#### [EXERCISE DIRECTIONS]
An exact copy of every record, without the pictures, is what should come back.

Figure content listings
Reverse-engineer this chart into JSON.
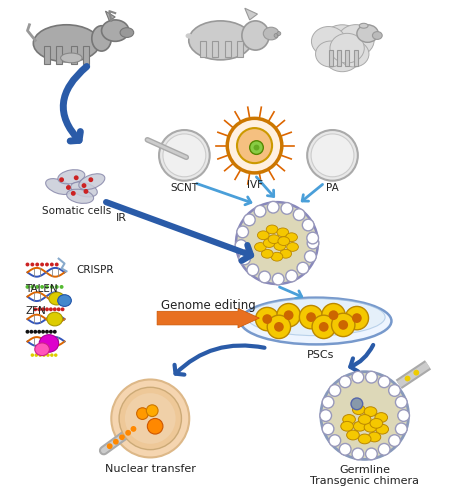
{
  "bg_color": "#ffffff",
  "arrow_blue_dark": "#2A5BA8",
  "arrow_blue_light": "#4A9FD9",
  "arrow_orange": "#E87020",
  "text_color": "#222222",
  "yellow_cell": "#F5C800",
  "green_dots": "#55BB33",
  "red_dots": "#CC2222",
  "dna_blue": "#3355BB",
  "dna_orange": "#DD6600",
  "labels": {
    "somatic": "Somatic cells",
    "scnt": "SCNT",
    "ivf": "IVF",
    "pa": "PA",
    "ir": "IR",
    "genome_editing": "Genome editing",
    "pscs": "PSCs",
    "nuclear_transfer": "Nuclear transfer",
    "germline": "Germline",
    "transgenic": "Transgenic chimera",
    "crispr": "CRISPR",
    "talen": "TALEN",
    "zfn": "ZFN"
  },
  "figsize": [
    4.74,
    4.86
  ],
  "dpi": 100
}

#### [EXPECTED OUTPUT]
Reverse-engineer this chart into JSON.
{
  "bg_color": "#ffffff",
  "arrow_blue_dark": "#2A5BA8",
  "arrow_blue_light": "#4A9FD9",
  "arrow_orange": "#E87020",
  "text_color": "#222222",
  "yellow_cell": "#F5C800",
  "green_dots": "#55BB33",
  "red_dots": "#CC2222",
  "dna_blue": "#3355BB",
  "dna_orange": "#DD6600",
  "labels": {
    "somatic": "Somatic cells",
    "scnt": "SCNT",
    "ivf": "IVF",
    "pa": "PA",
    "ir": "IR",
    "genome_editing": "Genome editing",
    "pscs": "PSCs",
    "nuclear_transfer": "Nuclear transfer",
    "germline": "Germline",
    "transgenic": "Transgenic chimera",
    "crispr": "CRISPR",
    "talen": "TALEN",
    "zfn": "ZFN"
  },
  "figsize": [
    4.74,
    4.86
  ],
  "dpi": 100
}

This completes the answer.